#### [Given exercise]
Transcribe the entries that follow, word for word.

((

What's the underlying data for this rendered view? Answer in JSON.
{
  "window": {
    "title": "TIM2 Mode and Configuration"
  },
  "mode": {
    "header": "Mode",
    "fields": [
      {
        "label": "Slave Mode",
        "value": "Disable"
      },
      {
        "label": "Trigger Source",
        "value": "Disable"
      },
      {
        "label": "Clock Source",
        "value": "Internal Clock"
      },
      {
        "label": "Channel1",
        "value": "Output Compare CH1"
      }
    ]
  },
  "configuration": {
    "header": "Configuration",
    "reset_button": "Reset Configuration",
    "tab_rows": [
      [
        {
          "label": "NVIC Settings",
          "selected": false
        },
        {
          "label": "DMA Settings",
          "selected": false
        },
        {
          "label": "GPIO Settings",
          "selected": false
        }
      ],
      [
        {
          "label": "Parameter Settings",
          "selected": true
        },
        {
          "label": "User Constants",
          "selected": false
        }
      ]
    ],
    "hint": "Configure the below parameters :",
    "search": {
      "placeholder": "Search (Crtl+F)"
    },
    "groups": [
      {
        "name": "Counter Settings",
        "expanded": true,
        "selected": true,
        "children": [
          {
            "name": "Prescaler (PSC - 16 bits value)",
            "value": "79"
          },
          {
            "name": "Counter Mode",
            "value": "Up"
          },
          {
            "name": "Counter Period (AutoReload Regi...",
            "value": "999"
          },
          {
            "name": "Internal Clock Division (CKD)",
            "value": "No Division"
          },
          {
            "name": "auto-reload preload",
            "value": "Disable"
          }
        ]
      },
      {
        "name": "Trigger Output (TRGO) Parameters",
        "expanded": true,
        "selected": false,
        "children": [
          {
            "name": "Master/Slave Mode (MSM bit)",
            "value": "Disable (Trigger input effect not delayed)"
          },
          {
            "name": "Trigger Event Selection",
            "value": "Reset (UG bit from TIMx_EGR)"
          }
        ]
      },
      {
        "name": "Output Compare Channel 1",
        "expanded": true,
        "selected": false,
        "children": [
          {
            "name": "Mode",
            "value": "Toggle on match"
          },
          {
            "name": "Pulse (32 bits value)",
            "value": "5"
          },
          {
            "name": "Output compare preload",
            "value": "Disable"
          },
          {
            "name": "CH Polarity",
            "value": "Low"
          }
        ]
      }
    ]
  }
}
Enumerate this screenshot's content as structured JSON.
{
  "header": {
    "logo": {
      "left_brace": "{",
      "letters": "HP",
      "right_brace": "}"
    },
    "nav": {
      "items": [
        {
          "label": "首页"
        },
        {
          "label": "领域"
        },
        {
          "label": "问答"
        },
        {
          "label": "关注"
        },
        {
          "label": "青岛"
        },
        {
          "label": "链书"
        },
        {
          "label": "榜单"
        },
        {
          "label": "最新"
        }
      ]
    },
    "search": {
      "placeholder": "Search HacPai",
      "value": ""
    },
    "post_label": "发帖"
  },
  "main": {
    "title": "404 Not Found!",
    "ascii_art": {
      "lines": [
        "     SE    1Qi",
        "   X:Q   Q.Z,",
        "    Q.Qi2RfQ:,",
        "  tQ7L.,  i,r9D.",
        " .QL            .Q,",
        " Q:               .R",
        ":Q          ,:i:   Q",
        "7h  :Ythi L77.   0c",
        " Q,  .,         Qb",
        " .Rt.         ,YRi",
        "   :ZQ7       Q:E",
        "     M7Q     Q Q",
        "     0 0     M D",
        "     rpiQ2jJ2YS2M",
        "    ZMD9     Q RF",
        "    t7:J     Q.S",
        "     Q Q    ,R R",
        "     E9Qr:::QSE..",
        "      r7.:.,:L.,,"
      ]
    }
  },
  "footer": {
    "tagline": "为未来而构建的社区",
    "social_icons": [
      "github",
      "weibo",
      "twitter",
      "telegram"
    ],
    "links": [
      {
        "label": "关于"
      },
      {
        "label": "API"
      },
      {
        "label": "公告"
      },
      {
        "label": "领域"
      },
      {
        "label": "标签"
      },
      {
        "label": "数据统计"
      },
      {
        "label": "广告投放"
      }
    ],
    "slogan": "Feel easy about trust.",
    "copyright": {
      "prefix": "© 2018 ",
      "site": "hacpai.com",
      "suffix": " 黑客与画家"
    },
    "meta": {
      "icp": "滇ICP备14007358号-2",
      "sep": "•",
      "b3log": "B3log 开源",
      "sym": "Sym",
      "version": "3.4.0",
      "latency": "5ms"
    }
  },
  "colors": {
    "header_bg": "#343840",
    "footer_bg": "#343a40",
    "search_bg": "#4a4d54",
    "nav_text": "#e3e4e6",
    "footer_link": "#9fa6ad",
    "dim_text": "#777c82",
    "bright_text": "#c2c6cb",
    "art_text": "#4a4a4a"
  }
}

))

#### [Correct answer]
What's the underlying data for this rendered view? Answer in JSON.
{
  "window": {
    "title": "TIM2 Mode and Configuration"
  },
  "mode": {
    "header": "Mode",
    "fields": [
      {
        "label": "Slave Mode",
        "value": "Disable"
      },
      {
        "label": "Trigger Source",
        "value": "Disable"
      },
      {
        "label": "Clock Source",
        "value": "Internal Clock"
      },
      {
        "label": "Channel1",
        "value": "Output Compare CH1"
      }
    ]
  },
  "configuration": {
    "header": "Configuration",
    "reset_button": "Reset Configuration",
    "tab_rows": [
      [
        {
          "label": "NVIC Settings",
          "selected": false
        },
        {
          "label": "DMA Settings",
          "selected": false
        },
        {
          "label": "GPIO Settings",
          "selected": false
        }
      ],
      [
        {
          "label": "Parameter Settings",
          "selected": true
        },
        {
          "label": "User Constants",
          "selected": false
        }
      ]
    ],
    "hint": "Configure the below parameters :",
    "search": {
      "placeholder": "Search (Crtl+F)"
    },
    "groups": [
      {
        "name": "Counter Settings",
        "expanded": true,
        "selected": true,
        "children": [
          {
            "name": "Prescaler (PSC - 16 bits value)",
            "value": "79"
          },
          {
            "name": "Counter Mode",
            "value": "Up"
          },
          {
            "name": "Counter Period (AutoReload Regi...",
            "value": "999"
          },
          {
            "name": "Internal Clock Division (CKD)",
            "value": "No Division"
          },
          {
            "name": "auto-reload preload",
            "value": "Disable"
          }
        ]
      },
      {
        "name": "Trigger Output (TRGO) Parameters",
        "expanded": true,
        "selected": false,
        "children": [
          {
            "name": "Master/Slave Mode (MSM bit)",
            "value": "Disable (Trigger input effect not delayed)"
          },
          {
            "name": "Trigger Event Selection",
            "value": "Reset (UG bit from TIMx_EGR)"
          }
        ]
      },
      {
        "name": "Output Compare Channel 1",
        "expanded": true,
        "selected": false,
        "children": [
          {
            "name": "Mode",
            "value": "Toggle on match"
          },
          {
            "name": "Pulse (32 bits value)",
            "value": "5"
          },
          {
            "name": "Output compare preload",
            "value": "Disable"
          },
          {
            "name": "CH Polarity",
            "value": "Low"
          }
        ]
      }
    ]
  }
}
Enumerate this screenshot's content as structured JSON.
{
  "header": {
    "logo": {
      "left_brace": "{",
      "letters": "HP",
      "right_brace": "}"
    },
    "nav": {
      "items": [
        {
          "label": "首页"
        },
        {
          "label": "领域"
        },
        {
          "label": "问答"
        },
        {
          "label": "关注"
        },
        {
          "label": "青岛"
        },
        {
          "label": "链书"
        },
        {
          "label": "榜单"
        },
        {
          "label": "最新"
        }
      ]
    },
    "search": {
      "placeholder": "Search HacPai",
      "value": ""
    },
    "post_label": "发帖"
  },
  "main": {
    "title": "404 Not Found!",
    "ascii_art": {
      "lines": [
        "     SE    1Qi",
        "   X:Q   Q.Z,",
        "    Q.Qi2RfQ:,",
        "  tQ7L.,  i,r9D.",
        " .QL            .Q,",
        " Q:               .R",
        ":Q          ,:i:   Q",
        "7h  :Ythi L77.   0c",
        " Q,  .,         Qb",
        " .Rt.         ,YRi",
        "   :ZQ7       Q:E",
        "     M7Q     Q Q",
        "     0 0     M D",
        "     rpiQ2jJ2YS2M",
        "    ZMD9     Q RF",
        "    t7:J     Q.S",
        "     Q Q    ,R R",
        "     E9Qr:::QSE..",
        "      r7.:.,:L.,,"
      ]
    }
  },
  "footer": {
    "tagline": "为未来而构建的社区",
    "social_icons": [
      "github",
      "weibo",
      "twitter",
      "telegram"
    ],
    "links": [
      {
        "label": "关于"
      },
      {
        "label": "API"
      },
      {
        "label": "公告"
      },
      {
        "label": "领域"
      },
      {
        "label": "标签"
      },
      {
        "label": "数据统计"
      },
      {
        "label": "广告投放"
      }
    ],
    "slogan": "Feel easy about trust.",
    "copyright": {
      "prefix": "© 2018 ",
      "site": "hacpai.com",
      "suffix": " 黑客与画家"
    },
    "meta": {
      "icp": "滇ICP备14007358号-2",
      "sep": "•",
      "b3log": "B3log 开源",
      "sym": "Sym",
      "version": "3.4.0",
      "latency": "5ms"
    }
  },
  "colors": {
    "header_bg": "#343840",
    "footer_bg": "#343a40",
    "search_bg": "#4a4d54",
    "nav_text": "#e3e4e6",
    "footer_link": "#9fa6ad",
    "dim_text": "#777c82",
    "bright_text": "#c2c6cb",
    "art_text": "#4a4a4a"
  }
}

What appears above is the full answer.